- _WHAT TO PRODUCE_:
Seek out every line containing the word "lease", and copy each.

- _DATASET RECORDS_:
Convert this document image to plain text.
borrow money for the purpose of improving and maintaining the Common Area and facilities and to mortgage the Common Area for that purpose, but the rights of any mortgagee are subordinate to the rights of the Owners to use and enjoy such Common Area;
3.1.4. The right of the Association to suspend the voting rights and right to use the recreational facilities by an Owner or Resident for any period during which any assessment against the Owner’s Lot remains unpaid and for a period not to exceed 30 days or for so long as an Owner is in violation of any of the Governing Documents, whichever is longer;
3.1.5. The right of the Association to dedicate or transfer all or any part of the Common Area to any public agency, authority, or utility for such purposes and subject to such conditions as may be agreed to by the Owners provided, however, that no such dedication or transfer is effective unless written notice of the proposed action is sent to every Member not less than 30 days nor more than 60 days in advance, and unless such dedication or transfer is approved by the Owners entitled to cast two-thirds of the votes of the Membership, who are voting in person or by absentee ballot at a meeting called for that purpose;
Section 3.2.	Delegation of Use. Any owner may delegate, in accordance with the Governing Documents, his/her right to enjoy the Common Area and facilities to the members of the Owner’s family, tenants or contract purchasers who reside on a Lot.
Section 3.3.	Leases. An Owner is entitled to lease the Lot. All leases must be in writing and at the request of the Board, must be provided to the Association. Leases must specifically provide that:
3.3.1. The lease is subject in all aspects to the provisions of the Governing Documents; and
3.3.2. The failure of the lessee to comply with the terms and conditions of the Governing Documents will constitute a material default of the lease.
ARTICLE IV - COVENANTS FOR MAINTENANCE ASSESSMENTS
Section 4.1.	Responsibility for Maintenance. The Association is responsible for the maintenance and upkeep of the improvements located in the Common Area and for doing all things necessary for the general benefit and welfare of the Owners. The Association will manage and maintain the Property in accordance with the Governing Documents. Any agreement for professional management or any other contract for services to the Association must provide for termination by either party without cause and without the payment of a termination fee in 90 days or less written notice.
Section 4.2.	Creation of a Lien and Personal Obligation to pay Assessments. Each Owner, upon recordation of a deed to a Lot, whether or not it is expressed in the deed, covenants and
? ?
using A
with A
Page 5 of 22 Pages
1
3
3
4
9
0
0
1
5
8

- _RIGHT ANSWER_:
Section 3.3.	Leases. An Owner is entitled to lease the Lot. All leases must be in writing and at the request of the Board, must be provided to the Association. Leases must specifically provide that:
3.3.1. The lease is subject in all aspects to the provisions of the Governing Documents; and
3.3.2. The failure of the lessee to comply with the terms and conditions of the Governing Documents will constitute a material default of the lease.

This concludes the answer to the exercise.